• **Exercise brief**: Recast each line of the listing below as a numbered list, omitting any blank lines and leaving out the pictures.

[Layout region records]

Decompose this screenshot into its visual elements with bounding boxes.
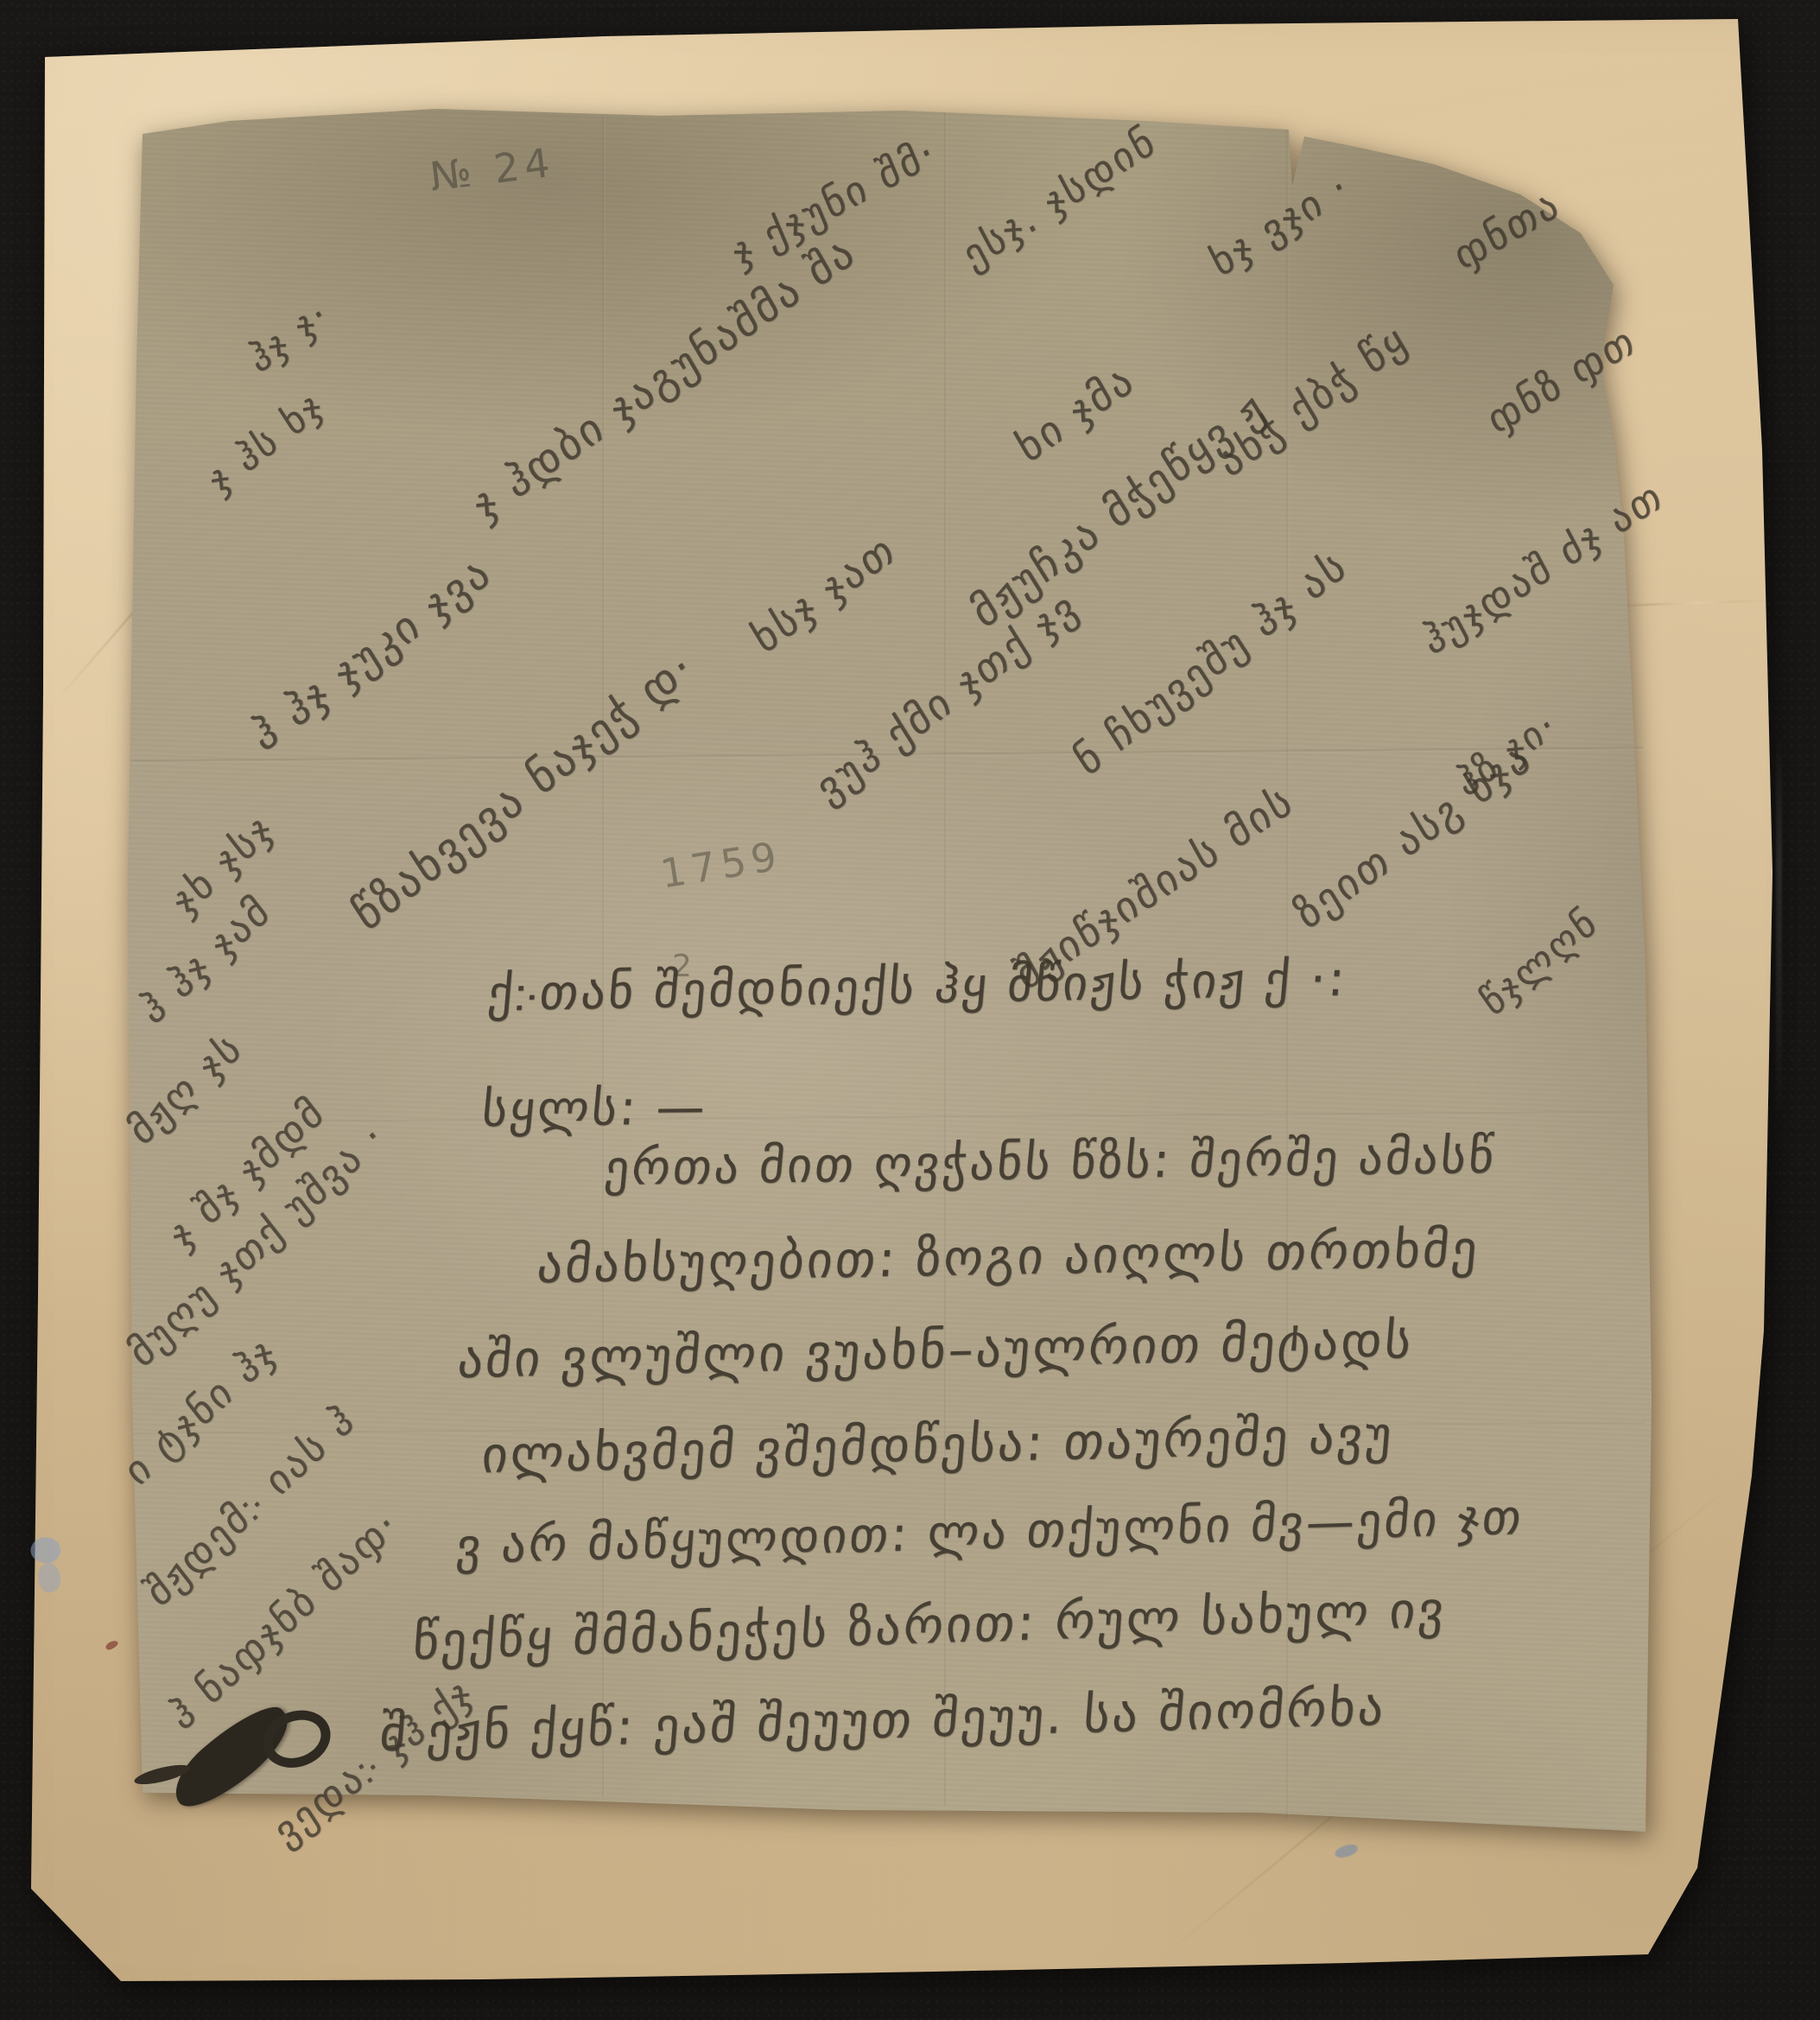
scan-page: № 24 1759 2 ჯ ქჯუნი შმ· ესჯ. ჯსდინ ხჯ ვჯ… xyxy=(0,0,1820,2020)
blue-ink-stain xyxy=(26,1534,76,1596)
header-line: სყლს: — xyxy=(479,1079,710,1138)
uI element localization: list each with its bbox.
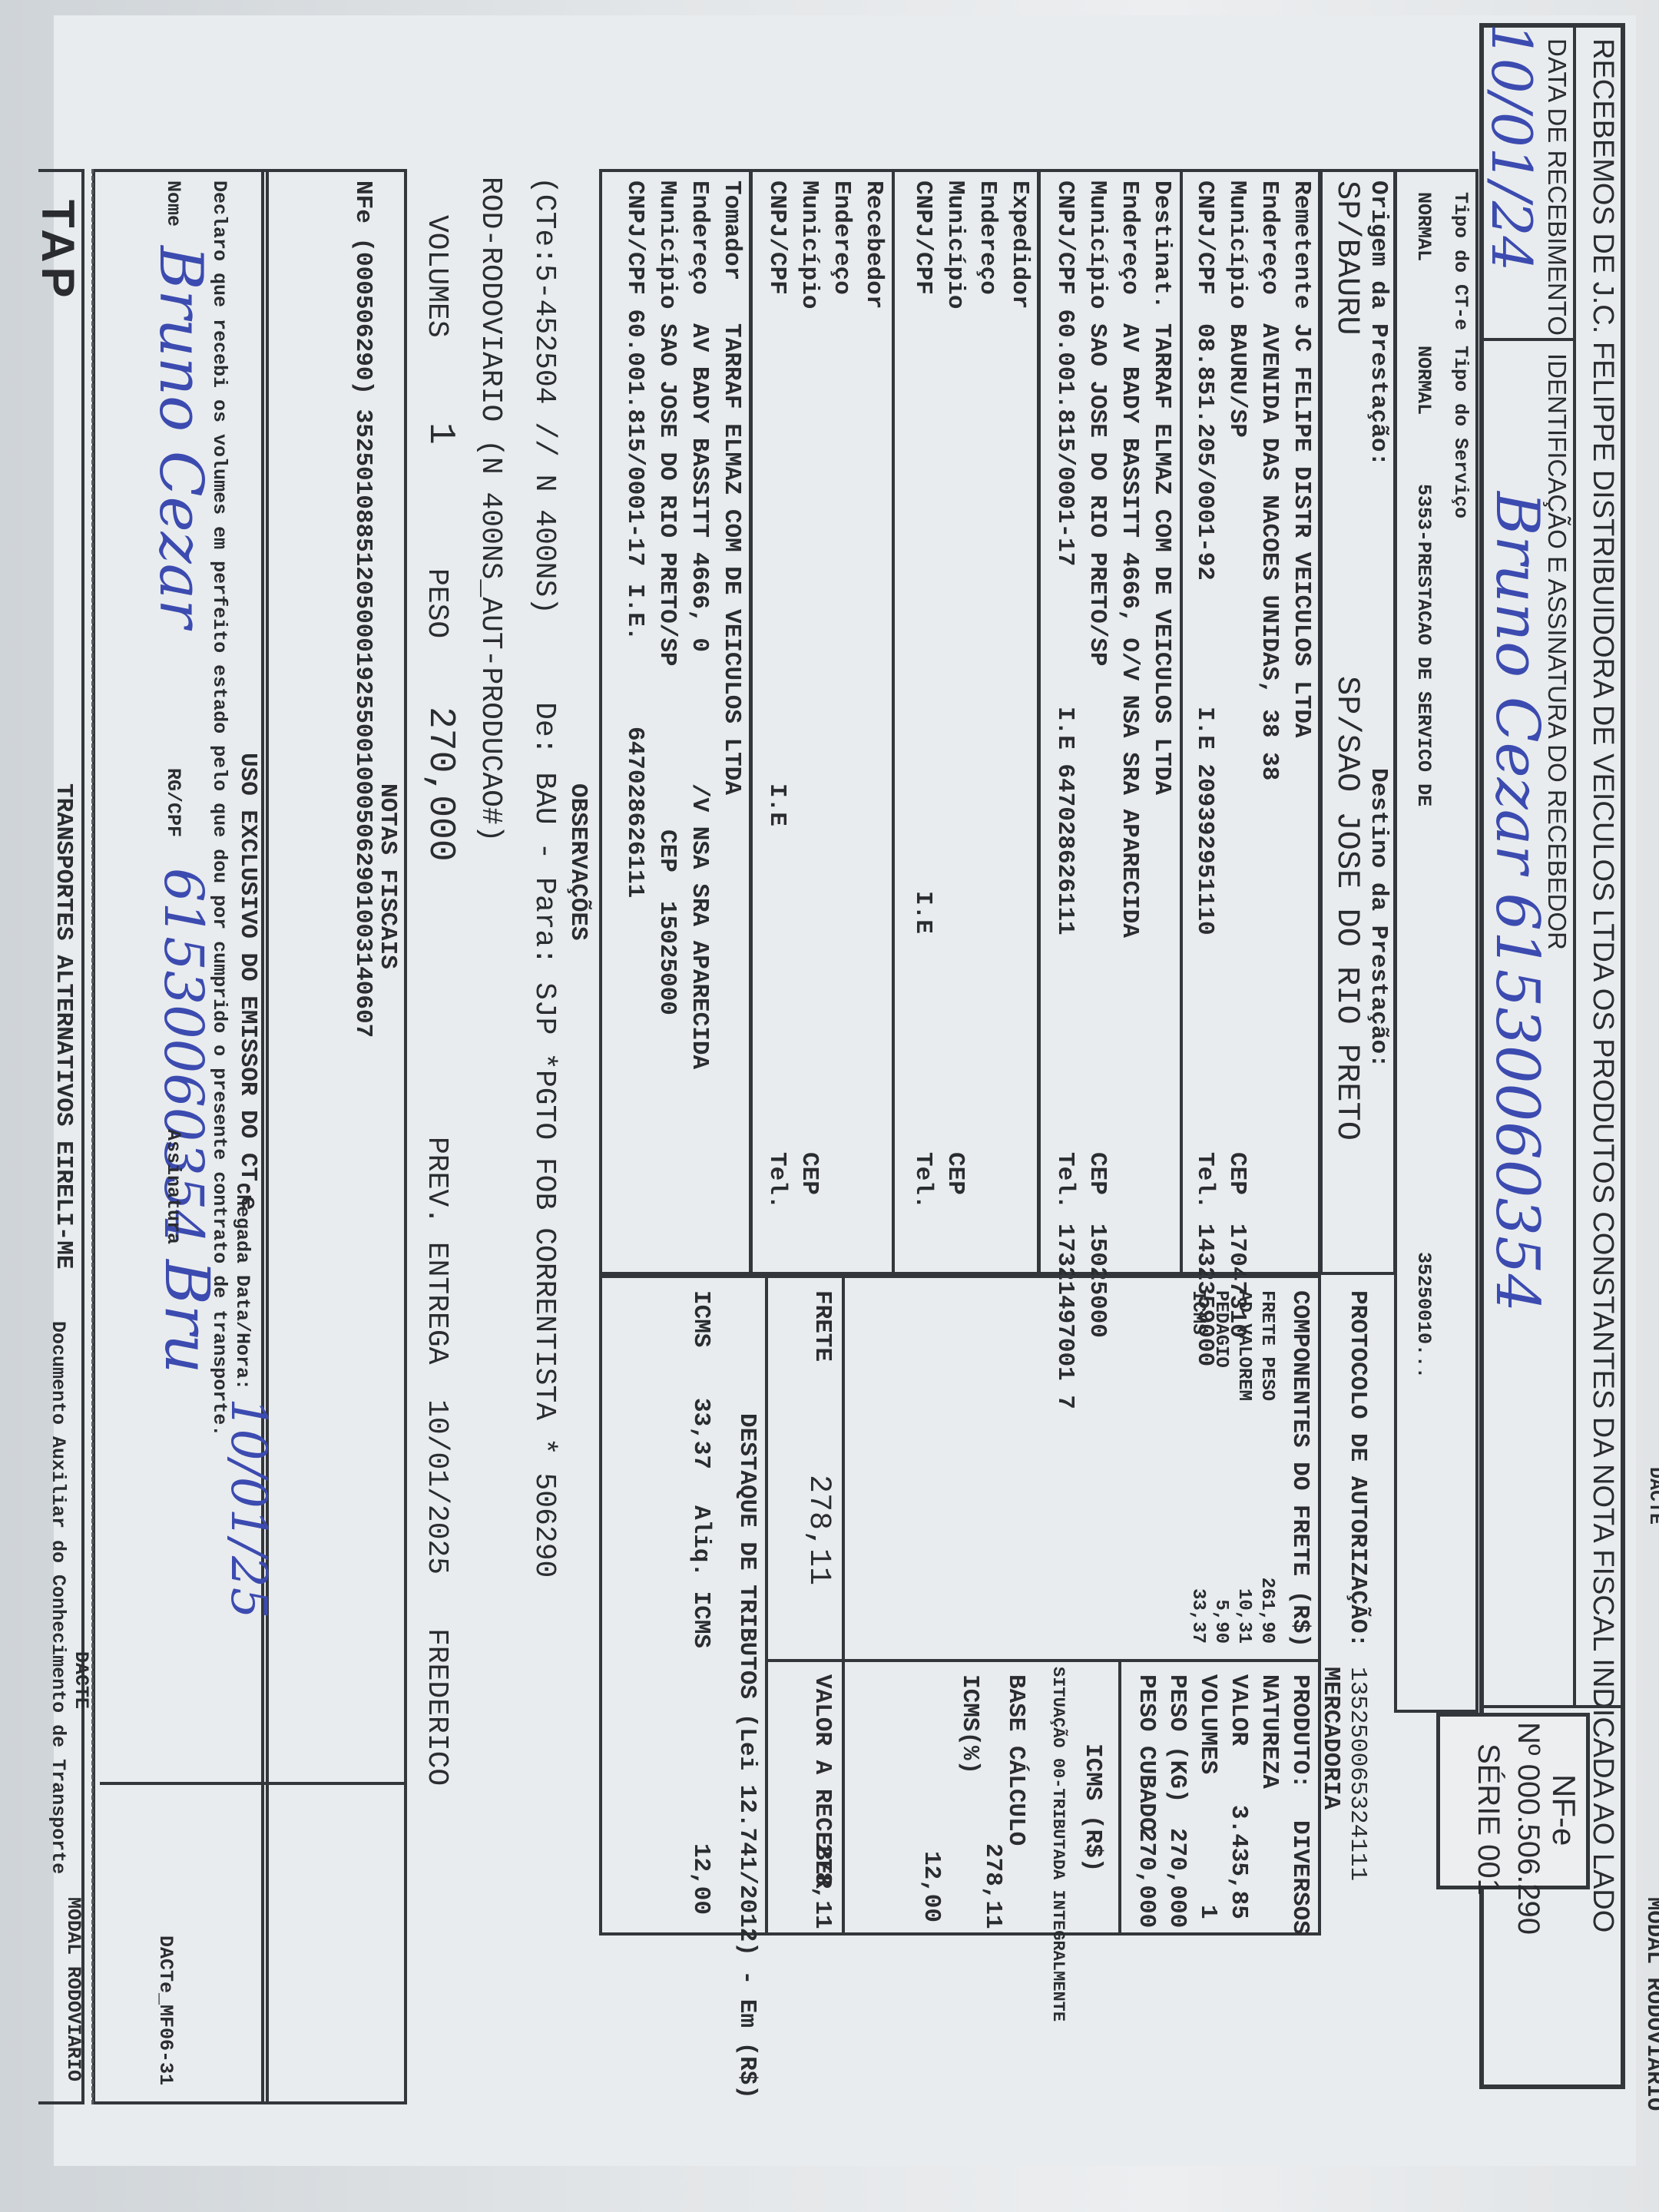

• **Result of this task**:
1. Decompose this screenshot into its visual elements with bounding boxes.
2. scan-page: № 24 1759 2 ჯ ქჯუნი შმ· ესჯ. ჯსდინ ხჯ ვჯ… xyxy=(0,0,1820,2020)
3. blue-ink-stain xyxy=(26,1534,76,1596)
4. header-line: სყლს: — xyxy=(479,1079,710,1138)
5. uI element localization: list each with its bbox.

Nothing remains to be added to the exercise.